RECORDED INFORMATION =>
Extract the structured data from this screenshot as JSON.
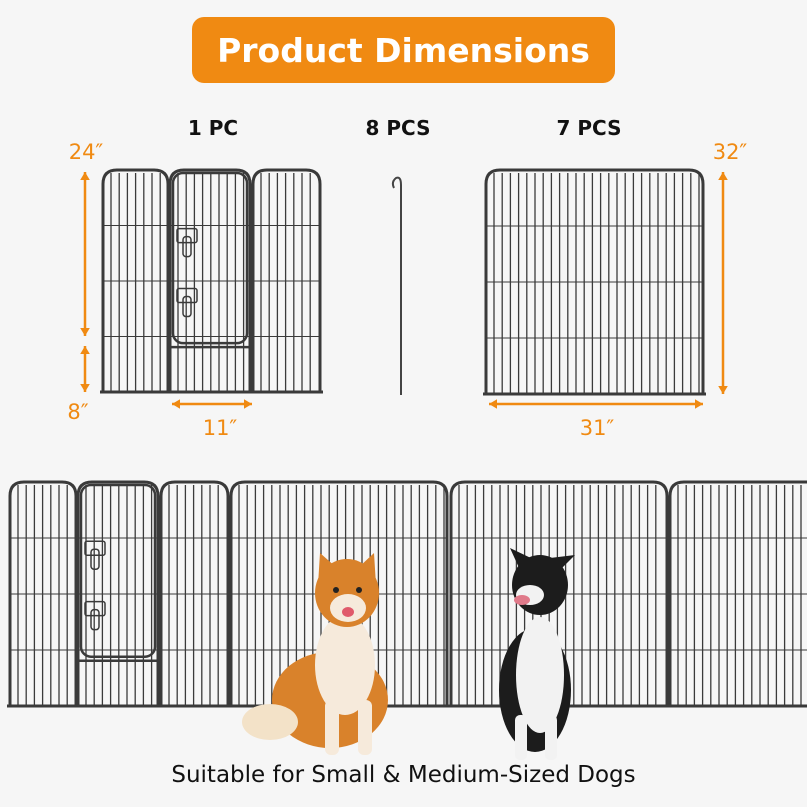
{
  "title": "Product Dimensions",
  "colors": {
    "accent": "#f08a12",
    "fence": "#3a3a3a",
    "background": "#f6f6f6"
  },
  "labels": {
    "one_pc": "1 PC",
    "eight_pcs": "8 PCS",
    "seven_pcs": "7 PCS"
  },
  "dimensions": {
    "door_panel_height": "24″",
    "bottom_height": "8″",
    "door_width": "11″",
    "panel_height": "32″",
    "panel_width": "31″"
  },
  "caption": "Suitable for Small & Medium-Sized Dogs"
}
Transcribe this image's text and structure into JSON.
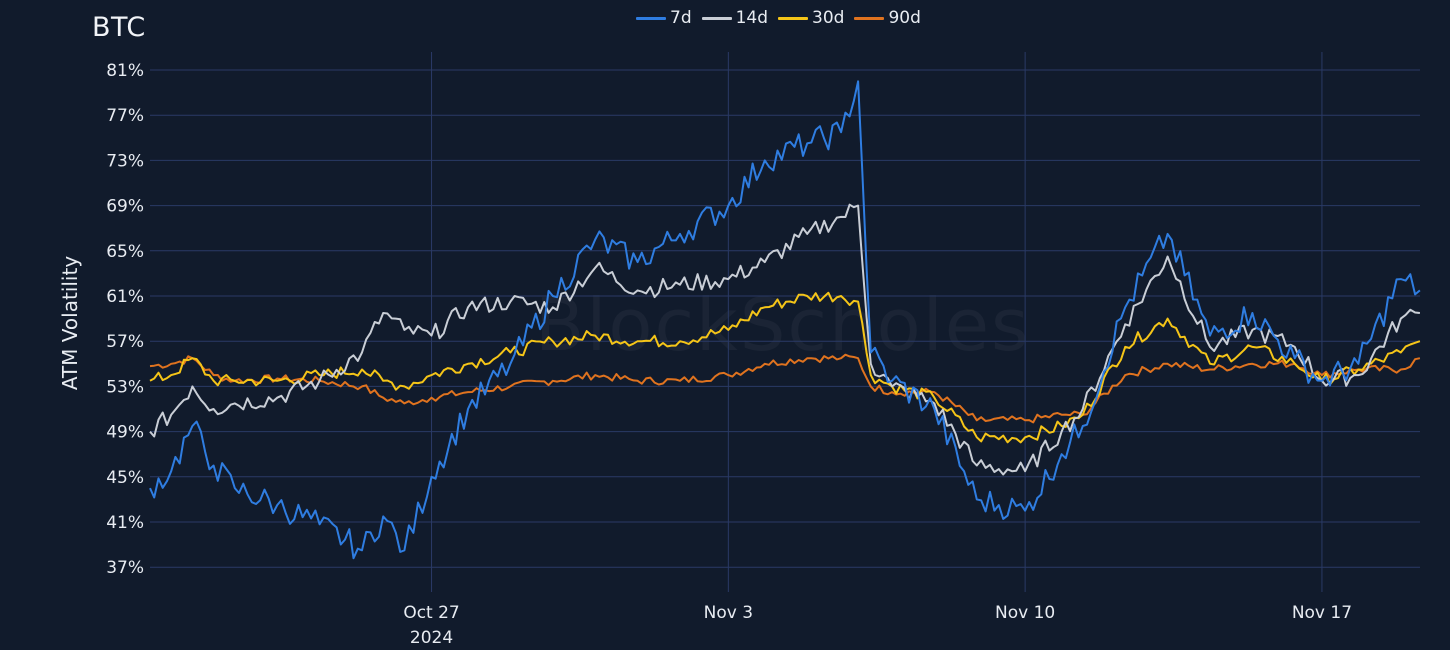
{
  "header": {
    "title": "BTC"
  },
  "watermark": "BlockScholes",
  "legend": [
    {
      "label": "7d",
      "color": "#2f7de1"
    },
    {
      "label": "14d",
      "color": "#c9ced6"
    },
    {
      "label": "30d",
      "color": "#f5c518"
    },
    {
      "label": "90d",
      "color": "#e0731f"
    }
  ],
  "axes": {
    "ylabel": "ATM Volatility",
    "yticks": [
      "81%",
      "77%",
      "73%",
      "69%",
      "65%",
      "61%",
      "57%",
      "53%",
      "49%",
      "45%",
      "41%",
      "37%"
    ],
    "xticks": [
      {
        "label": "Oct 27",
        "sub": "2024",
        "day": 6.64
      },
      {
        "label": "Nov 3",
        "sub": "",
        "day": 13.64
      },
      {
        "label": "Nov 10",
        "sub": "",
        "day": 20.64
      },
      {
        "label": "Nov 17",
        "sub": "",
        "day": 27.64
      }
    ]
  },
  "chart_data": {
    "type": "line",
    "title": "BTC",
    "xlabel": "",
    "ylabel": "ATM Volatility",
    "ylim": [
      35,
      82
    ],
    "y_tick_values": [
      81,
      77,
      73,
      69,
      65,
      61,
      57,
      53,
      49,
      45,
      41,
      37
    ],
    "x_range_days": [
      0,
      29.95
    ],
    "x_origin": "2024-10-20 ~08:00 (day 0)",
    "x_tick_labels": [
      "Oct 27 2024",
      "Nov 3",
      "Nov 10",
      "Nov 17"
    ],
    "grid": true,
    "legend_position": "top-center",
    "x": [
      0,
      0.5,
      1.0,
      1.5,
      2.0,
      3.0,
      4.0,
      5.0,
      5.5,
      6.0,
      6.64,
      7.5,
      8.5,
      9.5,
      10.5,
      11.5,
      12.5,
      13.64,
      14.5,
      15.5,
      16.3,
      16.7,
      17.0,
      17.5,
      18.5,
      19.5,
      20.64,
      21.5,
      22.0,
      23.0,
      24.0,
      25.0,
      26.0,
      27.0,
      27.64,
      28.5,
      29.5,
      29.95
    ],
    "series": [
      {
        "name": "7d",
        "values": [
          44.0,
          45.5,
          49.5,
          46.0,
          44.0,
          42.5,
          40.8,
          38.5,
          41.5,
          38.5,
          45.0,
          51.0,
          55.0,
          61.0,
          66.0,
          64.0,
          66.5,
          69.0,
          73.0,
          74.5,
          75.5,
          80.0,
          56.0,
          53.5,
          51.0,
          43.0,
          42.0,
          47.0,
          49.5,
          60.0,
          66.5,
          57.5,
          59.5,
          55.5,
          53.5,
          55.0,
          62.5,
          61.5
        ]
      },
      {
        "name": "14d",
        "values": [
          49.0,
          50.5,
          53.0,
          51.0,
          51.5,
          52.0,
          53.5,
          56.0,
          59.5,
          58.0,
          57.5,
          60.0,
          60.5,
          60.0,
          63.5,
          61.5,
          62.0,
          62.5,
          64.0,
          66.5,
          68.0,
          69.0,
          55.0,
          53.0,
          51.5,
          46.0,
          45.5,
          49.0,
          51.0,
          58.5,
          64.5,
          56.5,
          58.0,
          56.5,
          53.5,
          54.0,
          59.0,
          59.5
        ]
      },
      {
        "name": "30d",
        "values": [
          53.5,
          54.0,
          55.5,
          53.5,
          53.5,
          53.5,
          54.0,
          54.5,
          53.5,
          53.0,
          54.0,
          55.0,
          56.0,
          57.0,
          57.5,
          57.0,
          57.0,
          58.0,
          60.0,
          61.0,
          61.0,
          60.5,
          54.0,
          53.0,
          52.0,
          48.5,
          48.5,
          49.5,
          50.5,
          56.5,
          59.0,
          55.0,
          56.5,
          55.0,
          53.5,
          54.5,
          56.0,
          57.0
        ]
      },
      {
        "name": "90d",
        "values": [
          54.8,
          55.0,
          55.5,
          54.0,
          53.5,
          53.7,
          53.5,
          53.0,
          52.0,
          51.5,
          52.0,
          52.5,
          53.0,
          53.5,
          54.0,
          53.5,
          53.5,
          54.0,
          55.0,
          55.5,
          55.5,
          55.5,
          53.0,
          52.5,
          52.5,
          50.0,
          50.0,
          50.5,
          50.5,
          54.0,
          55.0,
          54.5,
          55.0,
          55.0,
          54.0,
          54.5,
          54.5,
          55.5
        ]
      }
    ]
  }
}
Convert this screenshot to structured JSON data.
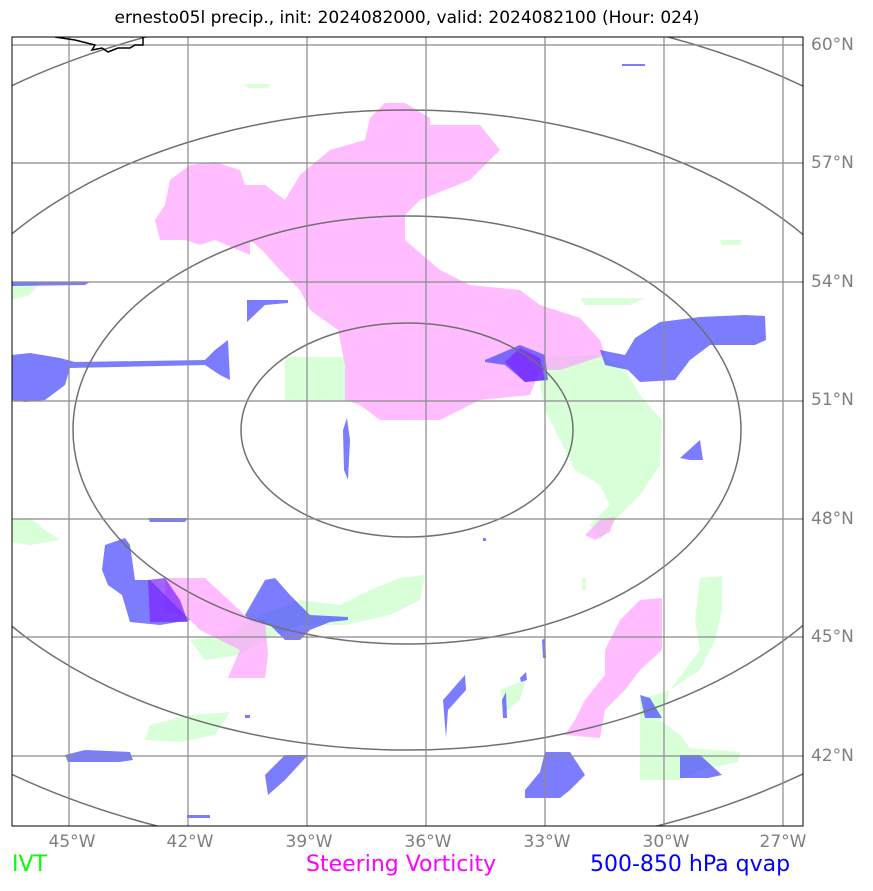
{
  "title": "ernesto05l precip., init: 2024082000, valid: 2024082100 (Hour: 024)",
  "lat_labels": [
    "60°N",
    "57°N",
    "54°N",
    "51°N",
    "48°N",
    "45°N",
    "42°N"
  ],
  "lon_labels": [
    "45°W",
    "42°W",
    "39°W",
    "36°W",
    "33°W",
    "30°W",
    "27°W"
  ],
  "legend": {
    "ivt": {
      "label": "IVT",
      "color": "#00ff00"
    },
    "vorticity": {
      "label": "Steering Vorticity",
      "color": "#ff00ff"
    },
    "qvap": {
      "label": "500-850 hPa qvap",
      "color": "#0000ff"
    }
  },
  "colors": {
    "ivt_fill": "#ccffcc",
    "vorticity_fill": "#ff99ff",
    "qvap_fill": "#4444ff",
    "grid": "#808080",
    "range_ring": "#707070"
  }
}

EXERCISE =>
Omit the pictures and write out exactly the lines from the one containing "Convert this screenshot" through the last line of the material.

ANSWER TO THE PROBLEM =>
Convert this screenshot to structured JSON data.
{
  "title": "ernesto05l precip., init: 2024082000, valid: 2024082100 (Hour: 024)",
  "lat_labels": [
    "60°N",
    "57°N",
    "54°N",
    "51°N",
    "48°N",
    "45°N",
    "42°N"
  ],
  "lon_labels": [
    "45°W",
    "42°W",
    "39°W",
    "36°W",
    "33°W",
    "30°W",
    "27°W"
  ],
  "legend": {
    "ivt": {
      "label": "IVT",
      "color": "#00ff00"
    },
    "vorticity": {
      "label": "Steering Vorticity",
      "color": "#ff00ff"
    },
    "qvap": {
      "label": "500-850 hPa qvap",
      "color": "#0000ff"
    }
  },
  "colors": {
    "ivt_fill": "#ccffcc",
    "vorticity_fill": "#ff99ff",
    "qvap_fill": "#4444ff",
    "grid": "#808080",
    "range_ring": "#707070"
  }
}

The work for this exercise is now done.